Short exercise: Gather all lines with "Projekt" from the records.

+---+

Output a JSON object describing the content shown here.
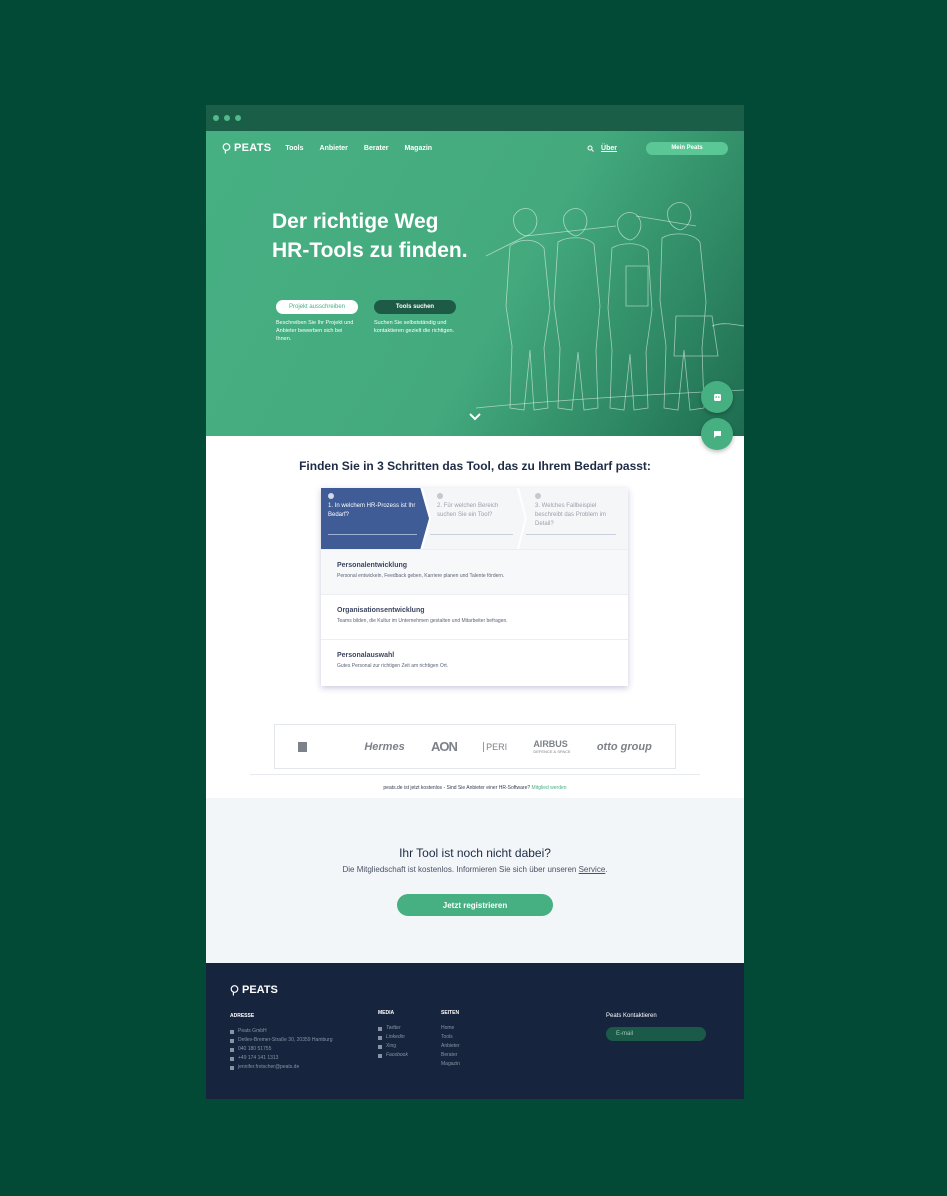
{
  "nav": {
    "logo": "PEATS",
    "links": [
      "Tools",
      "Anbieter",
      "Berater",
      "Magazin"
    ],
    "about": "Über",
    "account_button": "Mein Peats"
  },
  "hero": {
    "title_line1": "Der richtige Weg",
    "title_line2": "HR-Tools zu finden.",
    "cta1": {
      "label": "Projekt ausschreiben",
      "text": "Beschreiben Sie Ihr Projekt und Anbieter bewerben sich bei Ihnen."
    },
    "cta2": {
      "label": "Tools suchen",
      "text": "Suchen Sie selbstständig und kontaktieren gezielt die richtigen."
    }
  },
  "steps": {
    "heading": "Finden Sie in 3 Schritten das Tool, das zu Ihrem Bedarf passt:",
    "items": [
      {
        "label": "1. In welchem HR-Prozess ist Ihr Bedarf?"
      },
      {
        "label": "2. Für welchen Bereich suchen Sie ein Tool?"
      },
      {
        "label": "3. Welches Fallbeispiel beschreibt das Problem im Detail?"
      }
    ],
    "options": [
      {
        "title": "Personalentwicklung",
        "desc": "Personal entwickeln, Feedback geben, Karriere planen und Talente fördern."
      },
      {
        "title": "Organisationsentwicklung",
        "desc": "Teams bilden, die Kultur im Unternehmen gestalten und Mitarbeiter befragen."
      },
      {
        "title": "Personalauswahl",
        "desc": "Gutes Personal zur richtigen Zeit am richtigen Ort."
      }
    ]
  },
  "logos": {
    "hermes": "Hermes",
    "aon": "AON",
    "peri": "PERI",
    "airbus": "AIRBUS",
    "airbus_sub": "DEFENCE & SPACE",
    "otto": "otto group"
  },
  "free_note": {
    "text": "peats.de ist jetzt kostenlos - Sind Sie Anbieter einer HR-Software?",
    "link": "Mitglied werden"
  },
  "register": {
    "title": "Ihr Tool ist noch nicht dabei?",
    "text": "Die Mitgliedschaft ist kostenlos. Informieren Sie sich über unseren",
    "link": "Service",
    "button": "Jetzt registrieren"
  },
  "footer": {
    "logo": "PEATS",
    "address_title": "ADRESSE",
    "company": "Peats GmbH",
    "street": "Detlev-Bremer-Straße 30, 20359 Hamburg",
    "phone1": "040 180 51755",
    "phone2": "+49 174 141 1313",
    "email": "jennifer.frotscher@peats.de",
    "media_title": "MEDIA",
    "media": [
      "Twitter",
      "Linkedin",
      "Xing",
      "Facebook"
    ],
    "pages_title": "SEITEN",
    "pages": [
      "Home",
      "Tools",
      "Anbieter",
      "Berater",
      "Magazin"
    ],
    "contact_title": "Peats Kontaktieren",
    "email_placeholder": "E-mail"
  },
  "colors": {
    "brand_green": "#47b083",
    "navy": "#17243d",
    "step_active": "#3f5c97",
    "background": "#024a35"
  }
}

+---+

The solution:
      "label": "Projekt ausschreiben",
      "text": "Beschreiben Sie Ihr Projekt und Anbieter bewerben sich bei Ihnen."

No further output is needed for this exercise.